• BRIEF:
Which lines hold the word "roll"? Copy each one.

• MATERIAL SUPPLIED:
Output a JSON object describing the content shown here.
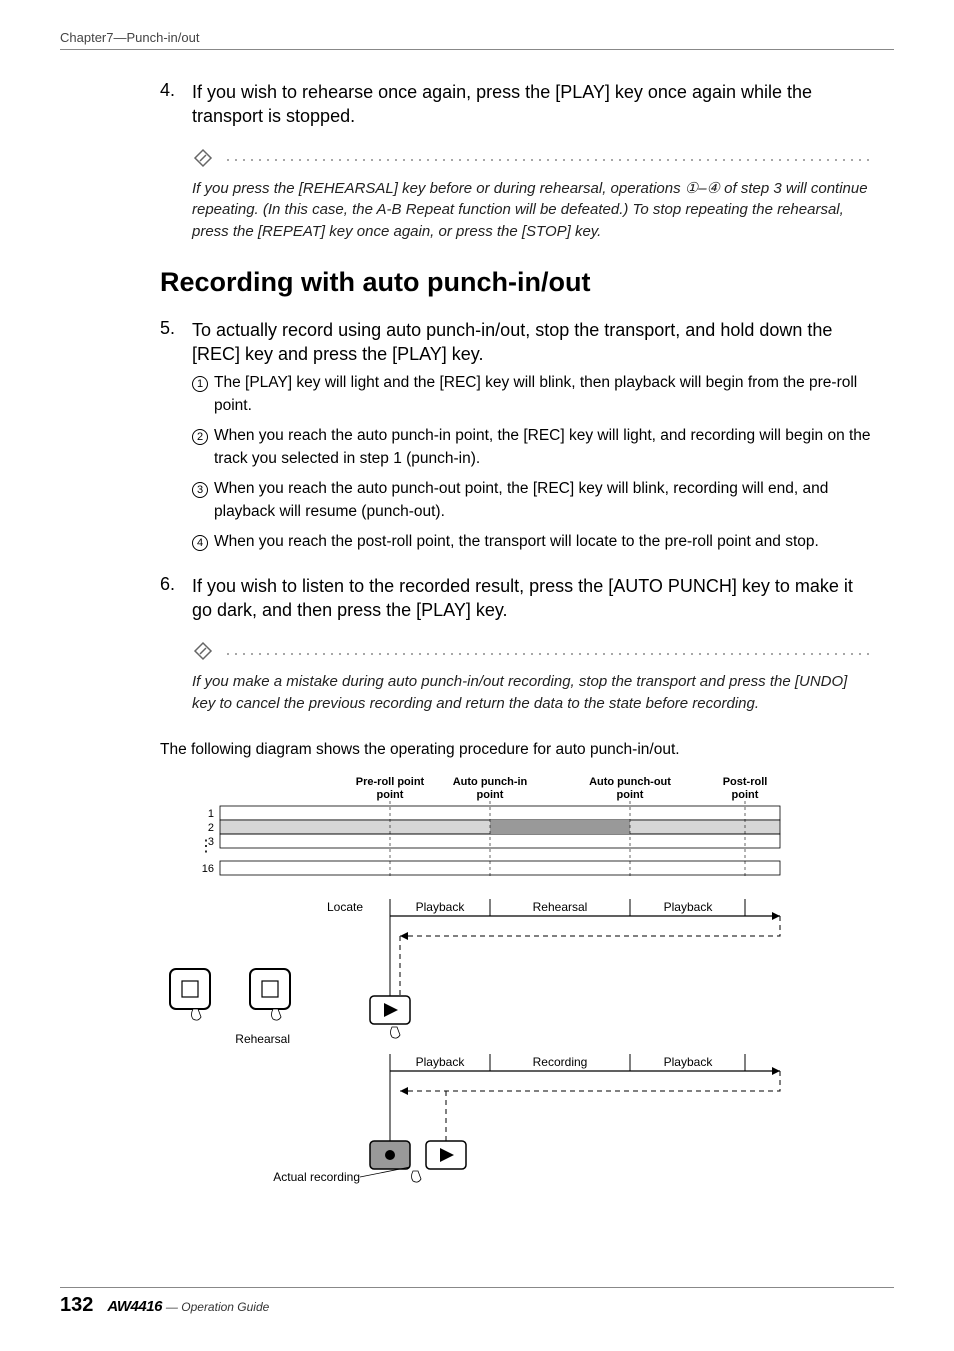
{
  "header": {
    "chapter": "Chapter7—Punch-in/out"
  },
  "step4": {
    "num": "4.",
    "head": "If you wish to rehearse once again, press the [PLAY] key once again while the transport is stopped."
  },
  "note1": "If you press the [REHEARSAL] key before or during rehearsal, operations ①–④ of step 3 will continue repeating. (In this case, the A-B Repeat function will be defeated.) To stop repeating the rehearsal, press the [REPEAT] key once again, or press the [STOP] key.",
  "section_title": "Recording with auto punch-in/out",
  "step5": {
    "num": "5.",
    "head": "To actually record using auto punch-in/out, stop the transport, and hold down the [REC] key and press the [PLAY] key.",
    "items": [
      "The [PLAY] key will light and the [REC] key will blink, then playback will begin from the pre-roll point.",
      "When you reach the auto punch-in point, the [REC] key will light, and recording will begin on the track you selected in step 1 (punch-in).",
      "When you reach the auto punch-out point, the [REC] key will blink, recording will end, and playback will resume (punch-out).",
      "When you reach the post-roll point, the transport will locate to the pre-roll point and stop."
    ]
  },
  "step6": {
    "num": "6.",
    "head": "If you wish to listen to the recorded result, press the [AUTO PUNCH] key to make it go dark, and then press the [PLAY] key."
  },
  "note2": "If you make a mistake during auto punch-in/out recording, stop the transport and press the [UNDO] key to cancel the previous recording and return the data to the state before recording.",
  "diagram_intro": "The following diagram shows the operating procedure for auto punch-in/out.",
  "chart_data": {
    "type": "diagram",
    "points": {
      "preroll": "Pre-roll point",
      "punchin": "Auto punch-in point",
      "punchout": "Auto punch-out point",
      "postroll": "Post-roll point"
    },
    "tracks": [
      "1",
      "2",
      "3",
      "⋮",
      "16"
    ],
    "row_rehearsal": {
      "segments": [
        "Locate",
        "Playback",
        "Rehearsal",
        "Playback"
      ],
      "button_label": "Rehearsal"
    },
    "row_recording": {
      "segments": [
        "Playback",
        "Recording",
        "Playback"
      ],
      "button_label": "Actual recording"
    }
  },
  "footer": {
    "page": "132",
    "product": "AW4416",
    "guide": "— Operation Guide"
  }
}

• FINISHED EXERCISE:
      "The [PLAY] key will light and the [REC] key will blink, then playback will begin from the pre-roll point.",
      "When you reach the post-roll point, the transport will locate to the pre-roll point and stop."
      "preroll": "Pre-roll point",
      "postroll": "Post-roll point"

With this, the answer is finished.